Theatre playwrights and TV screenwriters tend to be different animals who spend most of their time in one cage. Sir David Hare occasionally takes a break between National Theatre commissions to write a TV series, such as BBC Two’s recent Collateral, and Dennis Potter did a single theatre play, Sufficient Carbohydrate, but these were recognisably excursions from their main creative space.

One of the striking things about Mike Bartlett is that the 37-year-old writer moves smoothly and frequently between the ancient and modern entertainments. Over the past decade, two major plays at the National Theatre (Earthquakes in London and 13) and a couple at the Almeida (King Charles III and Albion) have alternated with four original series for TV: The Town, Doctor Foster, Trauma and, from the first week of September, Press, a six-part BBC One series about newspaper journalists in a time when their industry is struggling to find money and trust.

Confirming the success of Bartlett’s multiskilling, King Charles III, a mock-Shakespearean fantasy about the coronation of the current Prince of Wales, secured an Olivier award and a Tony nomination in its theatre version and an RTS nomination for its TV adaptation.

“The more I do, I come to realise how different TV and theatre are,” says Bartlett. “Far beyond the obvious things, such as the visual being more significant on screen. You don’t get rehearsals in television, really. So, if, from theatre, you’re used to finding and honing the script through five weeks in a rehearsal room, you really have to adjust.

“The other thing I really notice is the different rhythm of it. In TV, if you’re involved as an executive producer, a show can be a full-time job for two years. Whereas, in theatre, you have the moment of writing it and then the moment of it going on, but [you] do all this other stuff in between those two bursts of energy.”

The largest adjustment, though, is in the definition of a script. It would be normal for a theatre director and writer to discuss the style, tone or length of their next piece – but in TV these calculations are often preordained by slot or genre.

"If we base everything on opinion, civilisation would collapse quite quickly."

Rupert Goold, who directed King Charles III on both screen and stage, as well as several other Bartlett stage plays, thinks that the dramatist had to learn how to negotiate the expectations of commissioners and viewers. “I think he felt with The Town, which was not a ratings success, that – for various reasons – it hadn’t quite worked out as he hoped,” says Goold. “So he was wary of TV at that point.

• • • •

REQUIRED ACTIONS.
a) According to the Mike Bartlett article, what is the subject of the BBC One series Press?
b) Please transcribe the Mike Bartlett article from "The largest adjustment, though, is" down to "at that point.".

• • • •

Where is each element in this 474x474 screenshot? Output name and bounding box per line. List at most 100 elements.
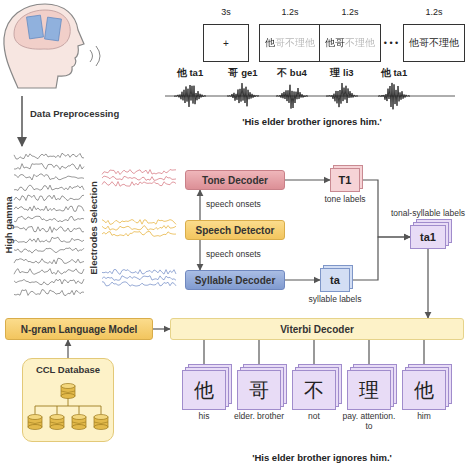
- selected-trace: [102, 232, 176, 237]
- duration-label: 1.2s: [425, 7, 442, 17]
- sentence-label: 'His elder brother ignores him.': [252, 452, 392, 463]
- syllable-label: 哥 ge1: [228, 67, 257, 80]
- gamma-trace: [14, 206, 84, 211]
- connector-arrow: [350, 237, 410, 280]
- ellipsis: • • •: [384, 38, 398, 48]
- connector-arrow: [199, 190, 200, 220]
- output-card: 理pay. attention. to: [347, 370, 391, 410]
- speech-waveform: [378, 83, 410, 109]
- speech-detector: Speech Detector: [185, 220, 285, 240]
- node-text: Viterbi Decoder: [280, 324, 354, 335]
- gamma-trace: [14, 174, 84, 180]
- node-caption: tone labels: [324, 194, 365, 204]
- gamma-trace: [14, 269, 84, 275]
- node-caption: his: [176, 412, 232, 422]
- node-text: 他哥不理他: [325, 36, 375, 50]
- gamma-trace: [14, 216, 84, 222]
- selected-trace: [102, 220, 176, 225]
- syllable-label: 他 ta1: [381, 67, 407, 80]
- duration-label: 3s: [221, 7, 231, 17]
- process-arrow: [21, 96, 23, 146]
- connector-arrow: [285, 279, 320, 280]
- connector-arrow: [313, 340, 314, 370]
- connector-arrow: [199, 240, 200, 270]
- stimulus-box: 他哥不理他: [259, 24, 321, 62]
- tone-decoder: Tone Decoder: [185, 170, 285, 190]
- axis-label: High gamma: [3, 196, 14, 253]
- node-caption: him: [396, 412, 452, 422]
- node-text: Syllable Decoder: [195, 275, 276, 286]
- connector-arrow: [67, 340, 68, 358]
- node-text: 他: [194, 377, 214, 404]
- selected-trace: [102, 176, 176, 180]
- axis-label: Electrodes Selection: [88, 181, 99, 274]
- node-text: 不: [304, 377, 324, 404]
- connector-arrow: [423, 340, 424, 370]
- database-box: CCL Database: [22, 358, 114, 442]
- speech-waveform: [174, 85, 206, 107]
- selected-trace: [102, 282, 176, 286]
- node-caption: tonal-syllable labels: [391, 208, 465, 218]
- node-text: N-gram Language Model: [21, 324, 138, 335]
- gamma-trace: [14, 227, 84, 233]
- node-caption: syllable labels: [309, 294, 362, 304]
- edge-label: speech onsets: [205, 249, 262, 259]
- syllable-label: 理 li3: [330, 67, 353, 80]
- output-card: 他him: [402, 370, 446, 410]
- output-card: 他his: [182, 370, 226, 410]
- node-text: T1: [339, 174, 352, 186]
- node-text: ta: [330, 274, 340, 286]
- gamma-trace: [14, 195, 84, 201]
- step-label: Data Preprocessing: [30, 108, 119, 119]
- selected-trace: [102, 270, 176, 275]
- gamma-trace: [14, 290, 84, 296]
- signal-traces: [14, 83, 455, 296]
- gamma-trace: [14, 185, 84, 190]
- syllable-label: 他 ta1: [177, 67, 203, 80]
- output-card: 哥elder. brother: [237, 370, 281, 410]
- viterbi-decoder: Viterbi Decoder: [170, 318, 464, 340]
- node-text: 他哥不理他: [265, 36, 315, 50]
- database-tree: [28, 384, 108, 430]
- connector-arrow: [203, 340, 204, 370]
- speech-waveform: [276, 85, 308, 109]
- node-text: +: [223, 38, 229, 49]
- duration-label: 1.2s: [341, 7, 358, 17]
- gamma-trace: [14, 153, 84, 159]
- node-text: 他哥不理他: [409, 36, 459, 50]
- selected-trace: [102, 226, 176, 231]
- node-caption: pay. attention. to: [341, 412, 397, 432]
- selected-trace: [102, 170, 176, 175]
- node-text: Tone Decoder: [202, 175, 268, 186]
- connector-arrow: [427, 249, 428, 318]
- duration-label: 1.2s: [281, 7, 298, 17]
- gamma-trace: [14, 164, 84, 170]
- selected-trace: [102, 182, 176, 187]
- syllable-label: 不 bu4: [277, 67, 307, 80]
- node-text: Speech Detector: [196, 225, 275, 236]
- selected-trace: [102, 276, 176, 281]
- connector-arrow: [258, 340, 259, 370]
- node-caption: elder. brother: [231, 412, 287, 422]
- node-text: CCL Database: [36, 364, 100, 375]
- node-text: 哥: [249, 377, 269, 404]
- label-card: tasyllable labels: [320, 268, 350, 292]
- connector-arrow: [285, 179, 330, 180]
- label-card: T1tone labels: [330, 168, 360, 192]
- stimulus-box: 他哥不理他: [319, 24, 381, 62]
- edge-label: speech onsets: [205, 199, 262, 209]
- stimulus-box: 他哥不理他: [403, 24, 465, 62]
- node-caption: not: [286, 412, 342, 422]
- node-text: 他: [414, 377, 434, 404]
- speech-waveform: [326, 83, 358, 107]
- node-text: ta1: [420, 231, 436, 243]
- node-text: 理: [359, 377, 379, 404]
- gamma-trace: [14, 248, 84, 253]
- syllable-decoder: Syllable Decoder: [185, 270, 285, 290]
- sentence-label: 'His elder brother ignores him.': [242, 116, 382, 127]
- head-illustration: [4, 4, 100, 88]
- gamma-trace: [14, 279, 84, 285]
- connector-arrow: [153, 328, 170, 329]
- waveform-baseline: [165, 96, 455, 97]
- speech-waveform: [227, 83, 259, 106]
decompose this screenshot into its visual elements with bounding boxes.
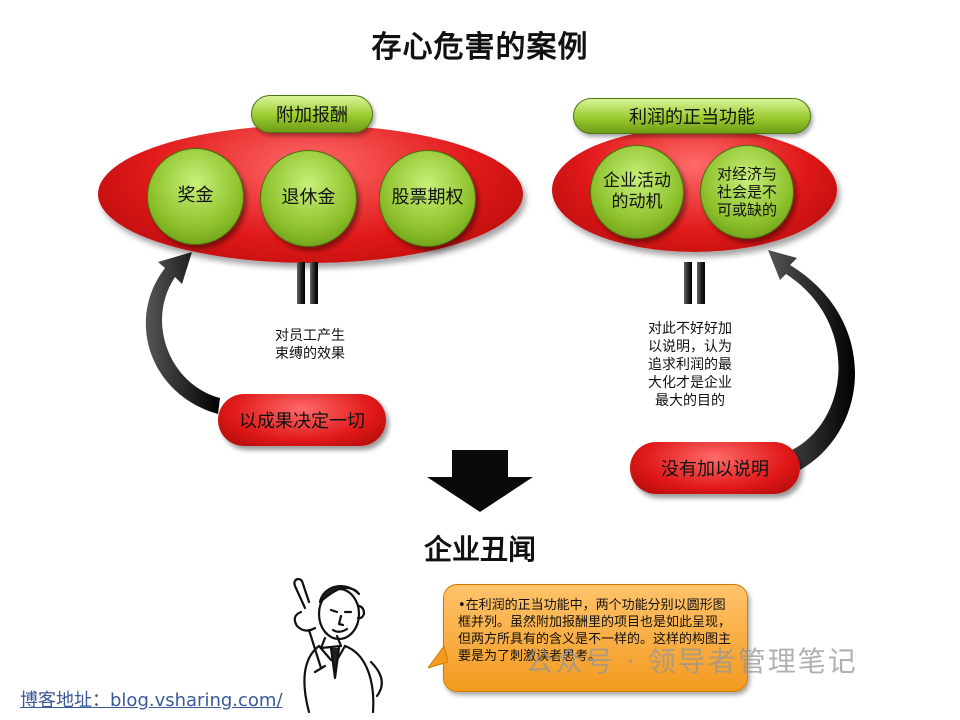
pension-label: 退休金 bbox=[281, 187, 336, 209]
stock-option-label: 股票期权 bbox=[391, 187, 464, 209]
left-note: 对员工产生 束缚的效果 bbox=[240, 327, 380, 363]
right-note-line: 以说明，认为 bbox=[648, 339, 732, 355]
left-curved-arrow bbox=[145, 252, 220, 414]
pension-circle: 退休金 bbox=[260, 150, 357, 247]
indispensable-circle: 对经济与 社会是不 可或缺的 bbox=[700, 145, 794, 239]
subtitle: 企业丑闻 bbox=[423, 533, 536, 566]
right-note-line: 最大的目的 bbox=[655, 393, 725, 409]
motive-label-line: 企业活动 bbox=[603, 170, 671, 191]
left-action-pill: 以成果决定一切 bbox=[218, 394, 386, 446]
indispensable-label-line: 社会是不 bbox=[716, 183, 777, 201]
indispensable-label-line: 可或缺的 bbox=[716, 201, 777, 219]
watermark: 公众号 · 领导者管理笔记 bbox=[525, 645, 858, 678]
right-equals-sign bbox=[684, 262, 706, 304]
right-action-pill: 没有加以说明 bbox=[630, 442, 800, 494]
right-header-pill: 利润的正当功能 bbox=[573, 98, 811, 134]
bonus-label: 奖金 bbox=[177, 185, 214, 207]
left-header-pill: 附加报酬 bbox=[251, 95, 373, 133]
right-note-line: 大化才是企业 bbox=[648, 375, 732, 391]
left-equals-sign bbox=[297, 262, 319, 304]
thinking-man-illustration bbox=[293, 577, 383, 714]
right-header-label: 利润的正当功能 bbox=[629, 107, 755, 128]
blog-link[interactable]: 博客地址：blog.vsharing.com/ bbox=[20, 690, 283, 711]
left-note-line: 束缚的效果 bbox=[275, 346, 345, 362]
right-note-line: 追求利润的最 bbox=[648, 357, 732, 373]
callout-text: •在利润的正当功能中，两个功能分别以圆形图框并列。虽然附加报酬里的项目也是如此呈… bbox=[458, 598, 732, 664]
stock-option-circle: 股票期权 bbox=[379, 150, 476, 247]
right-note: 对此不好好加 以说明，认为 追求利润的最 大化才是企业 最大的目的 bbox=[630, 320, 750, 410]
motive-label-line: 的动机 bbox=[611, 192, 663, 212]
right-action-label: 没有加以说明 bbox=[661, 459, 769, 480]
left-header-label: 附加报酬 bbox=[276, 105, 348, 126]
bonus-circle: 奖金 bbox=[147, 148, 244, 245]
right-note-line: 对此不好好加 bbox=[648, 321, 732, 337]
right-curved-arrow bbox=[768, 250, 855, 470]
motive-circle: 企业活动 的动机 bbox=[590, 145, 684, 239]
left-action-label: 以成果决定一切 bbox=[239, 411, 365, 432]
callout-box: •在利润的正当功能中，两个功能分别以圆形图框并列。虽然附加报酬里的项目也是如此呈… bbox=[443, 584, 748, 692]
left-note-line: 对员工产生 bbox=[275, 328, 345, 344]
callout-pointer bbox=[428, 646, 448, 669]
down-arrow bbox=[427, 450, 533, 512]
page-title: 存心危害的案例 bbox=[371, 30, 589, 65]
indispensable-label-line: 对经济与 bbox=[716, 165, 777, 183]
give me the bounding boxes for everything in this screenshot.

• • • •

RESPONSES FOR EACH TASK.
a) Newspaper journalists at a time when their industry is struggling to find money and trust.

b)
The largest adjustment, though, is in the definition of a script. It would be normal for a theatre director and writer to discuss the style, tone or length of their next piece – but in TV these calculations are often preordained by slot or genre.

"If we base everything on opinion, civilisation would collapse quite quickly."

Rupert Goold, who directed King Charles III on both screen and stage, as well as several other Bartlett stage plays, thinks that the dramatist had to learn how to negotiate the expectations of commissioners and viewers. “I think he felt with The Town, which was not a ratings success, that – for various reasons – it hadn’t quite worked out as he hoped,” says Goold. “So he was wary of TV at that point.